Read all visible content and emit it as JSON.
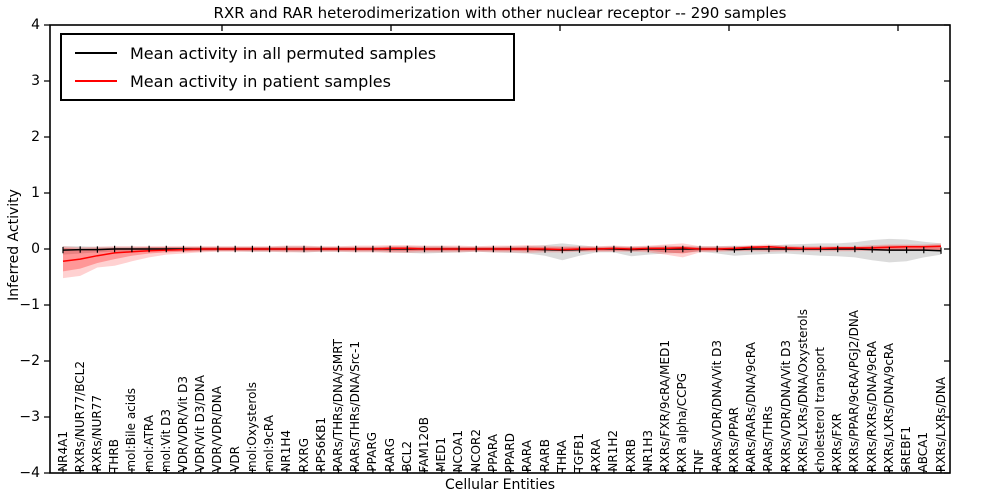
{
  "chart_data": {
    "type": "line",
    "title": "RXR and RAR heterodimerization with other nuclear receptor -- 290 samples",
    "xlabel": "Cellular Entities",
    "ylabel": "Inferred Activity",
    "ylim": [
      -4,
      4
    ],
    "yticks": [
      4,
      3,
      2,
      1,
      0,
      -1,
      -2,
      -3,
      -4
    ],
    "ytick_labels": [
      "4",
      "3",
      "2",
      "1",
      "0",
      "−1",
      "−2",
      "−3",
      "−4"
    ],
    "grid": false,
    "legend_position": "upper left",
    "categories": [
      "NR4A1",
      "RXRs/NUR77/BCL2",
      "RXRs/NUR77",
      "THRB",
      "mol:Bile acids",
      "mol:ATRA",
      "mol:Vit D3",
      "VDR/VDR/Vit D3",
      "VDR/Vit D3/DNA",
      "VDR/VDR/DNA",
      "VDR",
      "mol:Oxysterols",
      "mol:9cRA",
      "NR1H4",
      "RXRG",
      "RPS6KB1",
      "RARs/THRs/DNA/SMRT",
      "RARs/THRs/DNA/Src-1",
      "PPARG",
      "RARG",
      "BCL2",
      "FAM120B",
      "MED1",
      "NCOA1",
      "NCOR2",
      "PPARA",
      "PPARD",
      "RARA",
      "RARB",
      "THRA",
      "TGFB1",
      "RXRA",
      "NR1H2",
      "RXRB",
      "NR1H3",
      "RXRs/FXR/9cRA/MED1",
      "RXR alpha/CCPG",
      "TNF",
      "RARs/VDR/DNA/Vit D3",
      "RXRs/PPAR",
      "RARs/RARs/DNA/9cRA",
      "RARs/THRs",
      "RXRs/VDR/DNA/Vit D3",
      "RXRs/LXRs/DNA/Oxysterols",
      "cholesterol transport",
      "RXRs/FXR",
      "RXRs/PPAR/9cRA/PGJ2/DNA",
      "RXRs/RXRs/DNA/9cRA",
      "RXRs/LXRs/DNA/9cRA",
      "SREBF1",
      "ABCA1",
      "RXRs/LXRs/DNA"
    ],
    "series": [
      {
        "name": "Mean activity in all permuted samples",
        "color": "#000000",
        "values": [
          -0.02,
          -0.01,
          -0.01,
          0,
          0,
          0,
          0,
          0,
          0,
          0,
          0,
          0,
          0,
          0,
          0,
          0,
          0,
          0,
          0,
          0,
          0,
          0,
          0,
          0,
          0,
          0,
          0,
          0,
          -0.01,
          -0.02,
          -0.01,
          0,
          0,
          -0.01,
          0,
          0,
          0,
          0,
          0,
          -0.01,
          0,
          0,
          0,
          0,
          0,
          0,
          0,
          -0.01,
          -0.02,
          -0.02,
          -0.02,
          -0.03
        ]
      },
      {
        "name": "Mean activity in patient samples",
        "color": "#ff0000",
        "values": [
          -0.22,
          -0.18,
          -0.12,
          -0.07,
          -0.05,
          -0.03,
          -0.02,
          -0.01,
          0,
          0,
          0,
          0,
          0,
          0,
          0,
          0,
          0,
          0,
          0,
          0.01,
          0.01,
          0,
          0,
          0,
          0,
          0,
          0,
          0,
          0,
          -0.01,
          0,
          0,
          0.01,
          0,
          0.01,
          0.01,
          0.02,
          0,
          0,
          0.01,
          0.03,
          0.04,
          0.02,
          0.01,
          0.01,
          0.02,
          0.02,
          0.02,
          0.03,
          0.04,
          0.04,
          0.05
        ]
      }
    ],
    "bands": [
      {
        "name": "permuted-samples-range",
        "color": "rgba(125,125,125,0.28)",
        "top": [
          0.05,
          0.05,
          0.04,
          0.04,
          0.04,
          0.04,
          0.04,
          0.04,
          0.04,
          0.04,
          0.04,
          0.04,
          0.04,
          0.05,
          0.05,
          0.04,
          0.04,
          0.04,
          0.04,
          0.05,
          0.05,
          0.05,
          0.05,
          0.04,
          0.04,
          0.04,
          0.05,
          0.05,
          0.07,
          0.1,
          0.07,
          0.04,
          0.05,
          0.04,
          0.05,
          0.06,
          0.05,
          0.05,
          0.05,
          0.06,
          0.05,
          0.06,
          0.08,
          0.09,
          0.1,
          0.1,
          0.12,
          0.16,
          0.18,
          0.17,
          0.13,
          0.1
        ],
        "bottom": [
          -0.1,
          -0.08,
          -0.06,
          -0.05,
          -0.05,
          -0.04,
          -0.04,
          -0.04,
          -0.04,
          -0.04,
          -0.04,
          -0.05,
          -0.05,
          -0.05,
          -0.06,
          -0.05,
          -0.05,
          -0.05,
          -0.05,
          -0.06,
          -0.07,
          -0.08,
          -0.07,
          -0.06,
          -0.05,
          -0.06,
          -0.07,
          -0.08,
          -0.12,
          -0.2,
          -0.12,
          -0.06,
          -0.06,
          -0.13,
          -0.1,
          -0.08,
          -0.07,
          -0.05,
          -0.08,
          -0.12,
          -0.1,
          -0.09,
          -0.08,
          -0.1,
          -0.12,
          -0.13,
          -0.15,
          -0.2,
          -0.24,
          -0.22,
          -0.15,
          -0.1
        ]
      },
      {
        "name": "patient-samples-range-outer",
        "color": "rgba(255,0,0,0.18)",
        "top": [
          0.05,
          0.03,
          0.04,
          0.05,
          0.05,
          0.05,
          0.05,
          0.05,
          0.05,
          0.05,
          0.05,
          0.05,
          0.05,
          0.06,
          0.06,
          0.05,
          0.05,
          0.06,
          0.06,
          0.07,
          0.07,
          0.06,
          0.06,
          0.06,
          0.05,
          0.06,
          0.06,
          0.07,
          0.06,
          0.05,
          0.05,
          0.05,
          0.06,
          0.05,
          0.06,
          0.08,
          0.1,
          0.05,
          0.05,
          0.05,
          0.07,
          0.08,
          0.06,
          0.05,
          0.05,
          0.05,
          0.05,
          0.07,
          0.08,
          0.08,
          0.08,
          0.1
        ],
        "bottom": [
          -0.52,
          -0.48,
          -0.33,
          -0.3,
          -0.22,
          -0.15,
          -0.1,
          -0.08,
          -0.06,
          -0.05,
          -0.05,
          -0.05,
          -0.05,
          -0.06,
          -0.06,
          -0.05,
          -0.05,
          -0.06,
          -0.06,
          -0.07,
          -0.07,
          -0.06,
          -0.06,
          -0.06,
          -0.05,
          -0.06,
          -0.06,
          -0.07,
          -0.06,
          -0.06,
          -0.05,
          -0.05,
          -0.05,
          -0.05,
          -0.06,
          -0.1,
          -0.15,
          -0.06,
          -0.05,
          -0.04,
          -0.04,
          -0.05,
          -0.04,
          -0.04,
          -0.04,
          -0.04,
          -0.04,
          -0.03,
          -0.03,
          -0.03,
          -0.03,
          -0.04
        ]
      },
      {
        "name": "patient-samples-range-inner",
        "color": "rgba(255,0,0,0.28)",
        "top": [
          0.02,
          0.0,
          0.01,
          0.02,
          0.02,
          0.03,
          0.03,
          0.03,
          0.03,
          0.03,
          0.03,
          0.03,
          0.03,
          0.03,
          0.03,
          0.03,
          0.03,
          0.03,
          0.03,
          0.04,
          0.04,
          0.03,
          0.03,
          0.03,
          0.03,
          0.03,
          0.03,
          0.04,
          0.03,
          0.03,
          0.03,
          0.03,
          0.03,
          0.03,
          0.03,
          0.04,
          0.05,
          0.03,
          0.03,
          0.03,
          0.05,
          0.05,
          0.04,
          0.03,
          0.03,
          0.03,
          0.03,
          0.05,
          0.06,
          0.06,
          0.06,
          0.07
        ],
        "bottom": [
          -0.4,
          -0.35,
          -0.25,
          -0.18,
          -0.12,
          -0.08,
          -0.06,
          -0.05,
          -0.04,
          -0.03,
          -0.03,
          -0.03,
          -0.03,
          -0.03,
          -0.03,
          -0.03,
          -0.03,
          -0.03,
          -0.03,
          -0.04,
          -0.04,
          -0.03,
          -0.03,
          -0.03,
          -0.03,
          -0.03,
          -0.03,
          -0.04,
          -0.03,
          -0.03,
          -0.03,
          -0.03,
          -0.03,
          -0.03,
          -0.03,
          -0.06,
          -0.08,
          -0.03,
          -0.03,
          -0.02,
          -0.02,
          -0.02,
          -0.02,
          -0.02,
          -0.02,
          -0.02,
          -0.02,
          -0.01,
          -0.01,
          -0.01,
          -0.01,
          -0.02
        ]
      }
    ],
    "top_axis_tick_x": [
      222,
      391,
      560,
      729,
      898
    ],
    "axis_color": "#000000"
  }
}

Task statement —
Each line above that includes "LXRs" should be shown.

Result for this task —
      "RXRs/LXRs/DNA/Oxysterols",
      "RXRs/LXRs/DNA/9cRA",
      "RXRs/LXRs/DNA"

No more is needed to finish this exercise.